Aim of the exercise. Look for "JSON" in the listing below. Gather each line that contains it.
===== Raw records
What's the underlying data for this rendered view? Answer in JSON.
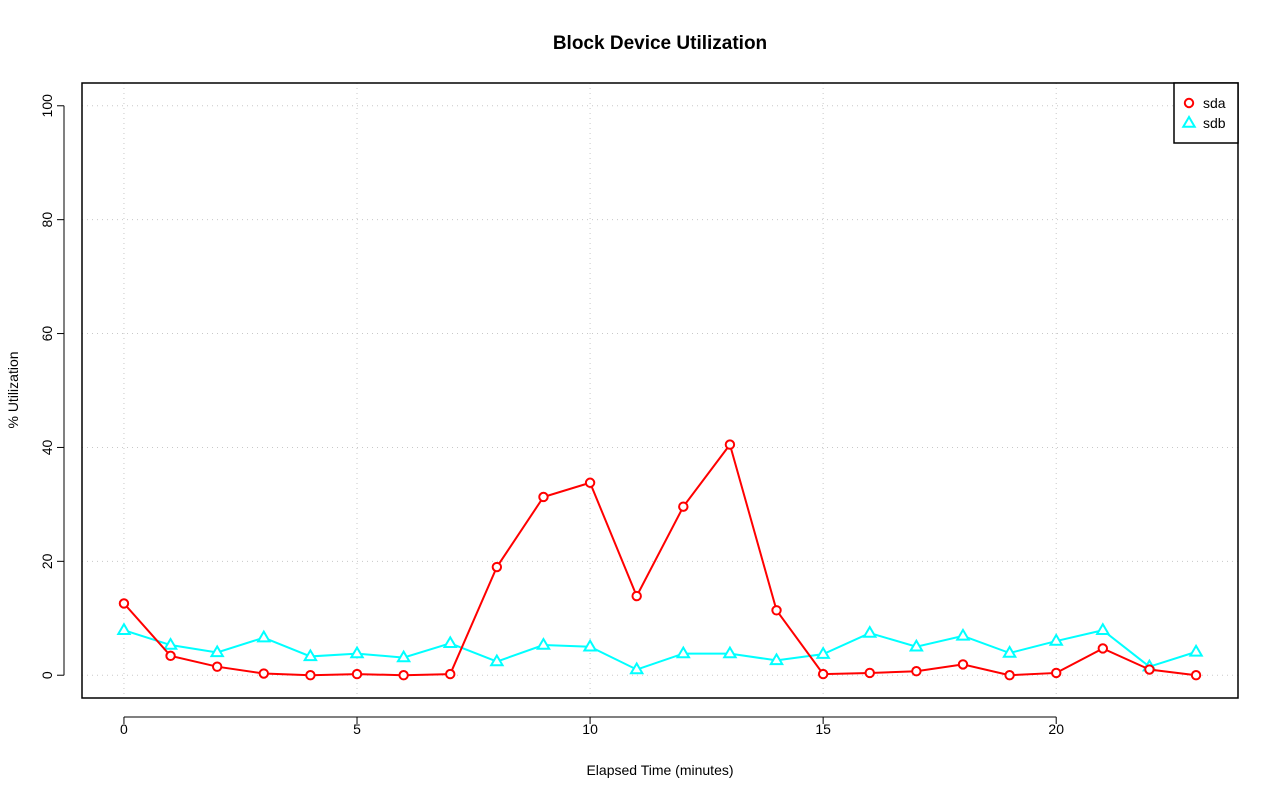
{
  "chart_data": {
    "type": "line",
    "title": "Block Device Utilization",
    "xlabel": "Elapsed Time (minutes)",
    "ylabel": "% Utilization",
    "xlim": [
      -0.9,
      23.9
    ],
    "ylim": [
      -4,
      104
    ],
    "xticks": [
      0,
      5,
      10,
      15,
      20
    ],
    "yticks": [
      0,
      20,
      40,
      60,
      80,
      100
    ],
    "grid": true,
    "legend_position": "top-right",
    "x": [
      0,
      1,
      2,
      3,
      4,
      5,
      6,
      7,
      8,
      9,
      10,
      11,
      12,
      13,
      14,
      15,
      16,
      17,
      18,
      19,
      20,
      21,
      22,
      23
    ],
    "series": [
      {
        "name": "sda",
        "color": "#ff0000",
        "marker": "circle",
        "values": [
          12.6,
          3.4,
          1.5,
          0.3,
          0.0,
          0.2,
          0.0,
          0.2,
          19.0,
          31.3,
          33.8,
          13.9,
          29.6,
          40.5,
          11.4,
          0.2,
          0.4,
          0.7,
          1.9,
          0.0,
          0.4,
          4.7,
          1.0,
          0.0
        ]
      },
      {
        "name": "sdb",
        "color": "#00ffff",
        "marker": "triangle",
        "values": [
          7.9,
          5.3,
          4.0,
          6.6,
          3.3,
          3.8,
          3.1,
          5.6,
          2.4,
          5.3,
          5.0,
          1.0,
          3.8,
          3.8,
          2.6,
          3.7,
          7.4,
          5.0,
          6.9,
          3.9,
          6.0,
          7.9,
          1.5,
          4.1
        ]
      }
    ]
  }
}
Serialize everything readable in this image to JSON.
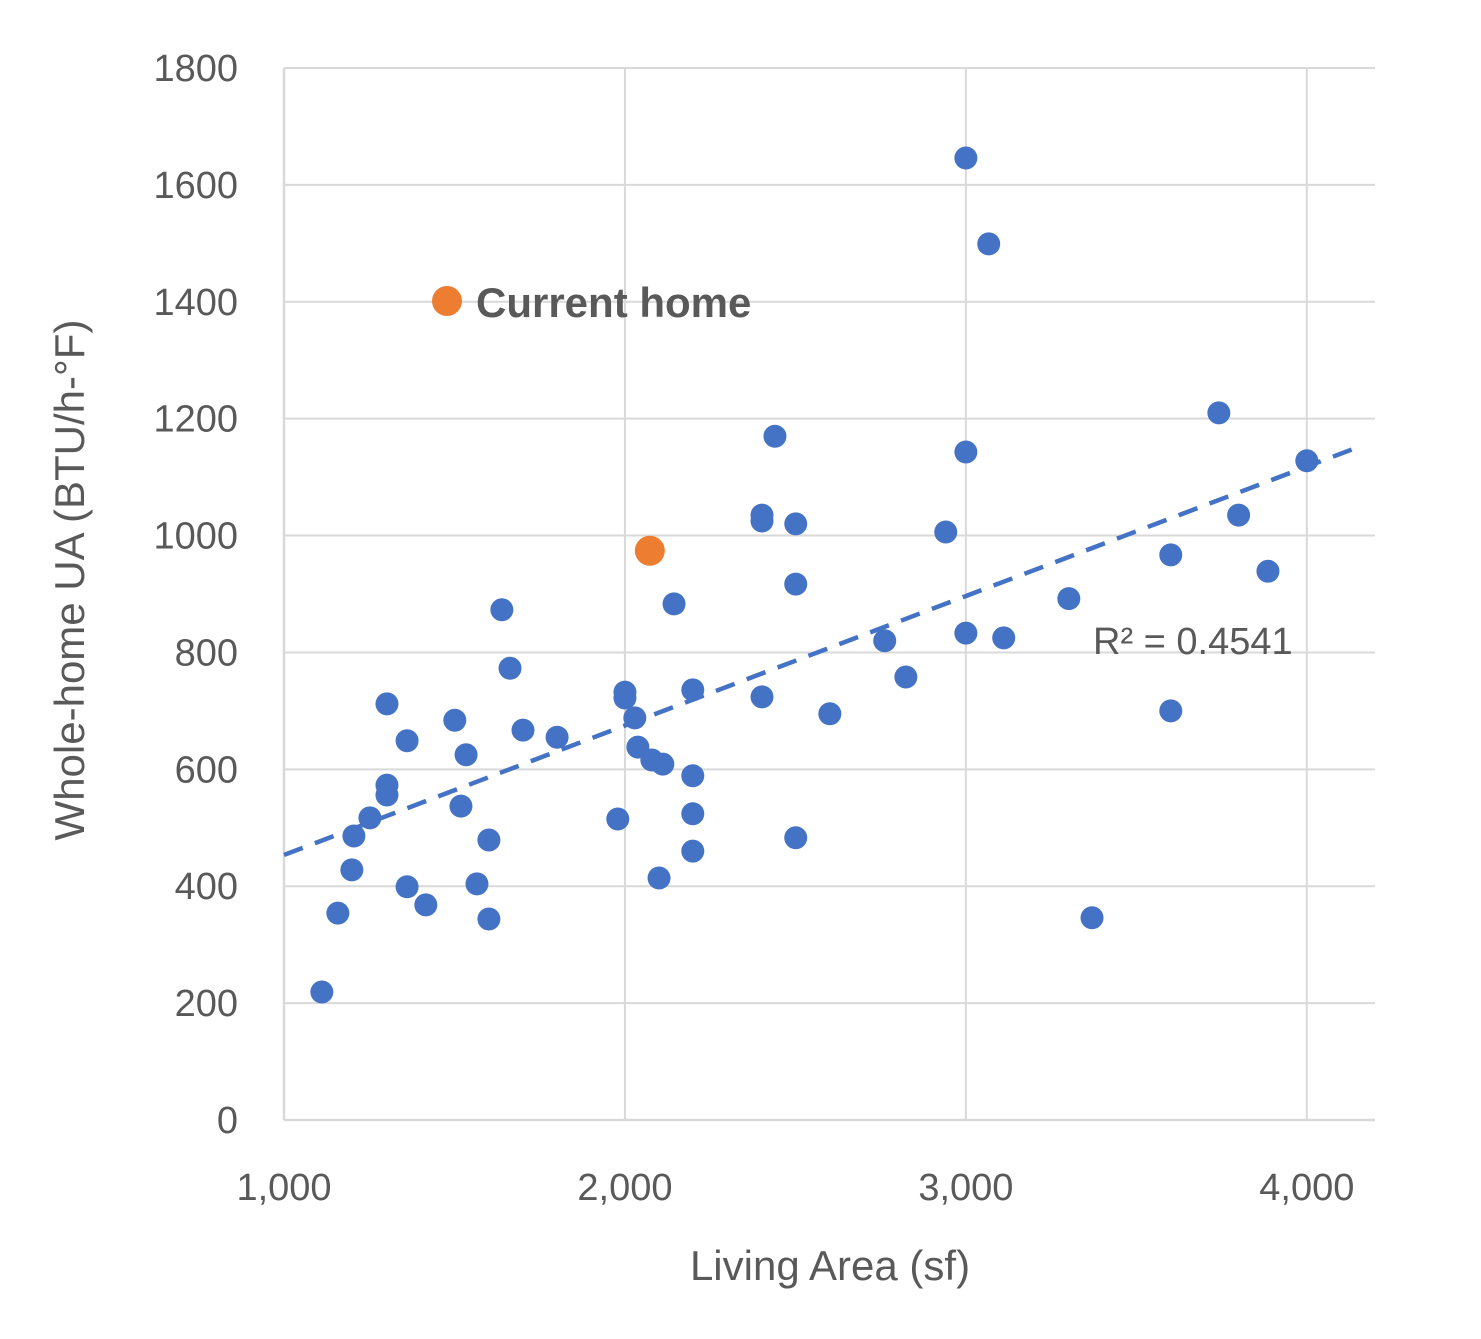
{
  "chart_data": {
    "type": "scatter",
    "title": "",
    "xlabel": "Living Area (sf)",
    "ylabel": "Whole-home UA (BTU/h-°F)",
    "xlim": [
      1000,
      4200
    ],
    "ylim": [
      0,
      1800
    ],
    "xticks": [
      1000,
      2000,
      3000,
      4000
    ],
    "xtick_labels": [
      "1,000",
      "2,000",
      "3,000",
      "4,000"
    ],
    "yticks": [
      0,
      200,
      400,
      600,
      800,
      1000,
      1200,
      1400,
      1600,
      1800
    ],
    "ytick_labels": [
      "0",
      "200",
      "400",
      "600",
      "800",
      "1000",
      "1200",
      "1400",
      "1600",
      "1800"
    ],
    "grid": true,
    "colors": {
      "homes": "#4472C4",
      "current": "#ED7D31",
      "trend": "#4472C4",
      "grid": "#D9D9D9",
      "text": "#595959"
    },
    "series": [
      {
        "points": [
          [
            3000,
            1646
          ],
          [
            3067,
            1499
          ],
          [
            3742,
            1210
          ],
          [
            2440,
            1170
          ],
          [
            3000,
            1143
          ],
          [
            4000,
            1128
          ],
          [
            2402,
            1035
          ],
          [
            2402,
            1025
          ],
          [
            2501,
            1020
          ],
          [
            2941,
            1006
          ],
          [
            3800,
            1035
          ],
          [
            3601,
            967
          ],
          [
            3886,
            939
          ],
          [
            2501,
            917
          ],
          [
            2144,
            883
          ],
          [
            1639,
            873
          ],
          [
            3302,
            892
          ],
          [
            2762,
            820
          ],
          [
            3000,
            833
          ],
          [
            3111,
            825
          ],
          [
            1663,
            773
          ],
          [
            2824,
            758
          ],
          [
            3601,
            700
          ],
          [
            2601,
            695
          ],
          [
            2402,
            724
          ],
          [
            2199,
            736
          ],
          [
            2000,
            732
          ],
          [
            2000,
            722
          ],
          [
            2029,
            688
          ],
          [
            1302,
            712
          ],
          [
            1501,
            684
          ],
          [
            1701,
            667
          ],
          [
            1801,
            655
          ],
          [
            1361,
            649
          ],
          [
            1534,
            625
          ],
          [
            2038,
            638
          ],
          [
            2079,
            616
          ],
          [
            2111,
            609
          ],
          [
            2199,
            589
          ],
          [
            1302,
            573
          ],
          [
            1302,
            556
          ],
          [
            1252,
            517
          ],
          [
            1519,
            537
          ],
          [
            1979,
            515
          ],
          [
            2199,
            524
          ],
          [
            1205,
            486
          ],
          [
            1601,
            479
          ],
          [
            2199,
            460
          ],
          [
            2501,
            483
          ],
          [
            1199,
            428
          ],
          [
            1361,
            399
          ],
          [
            1566,
            404
          ],
          [
            2100,
            414
          ],
          [
            1416,
            368
          ],
          [
            1158,
            354
          ],
          [
            1601,
            344
          ],
          [
            3370,
            346
          ],
          [
            1111,
            219
          ]
        ]
      },
      {
        "name": "Current home",
        "points": [
          [
            2073,
            974
          ]
        ]
      }
    ],
    "trendline": {
      "type": "linear",
      "slope": 0.2215,
      "intercept": 232,
      "r2_label": "R² = 0.4541"
    },
    "annotations": [
      "Current home"
    ]
  }
}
==========
Final result.
What's the underlying data for this rendered view? Answer in JSON.
Serialize everything readable in this image to JSON.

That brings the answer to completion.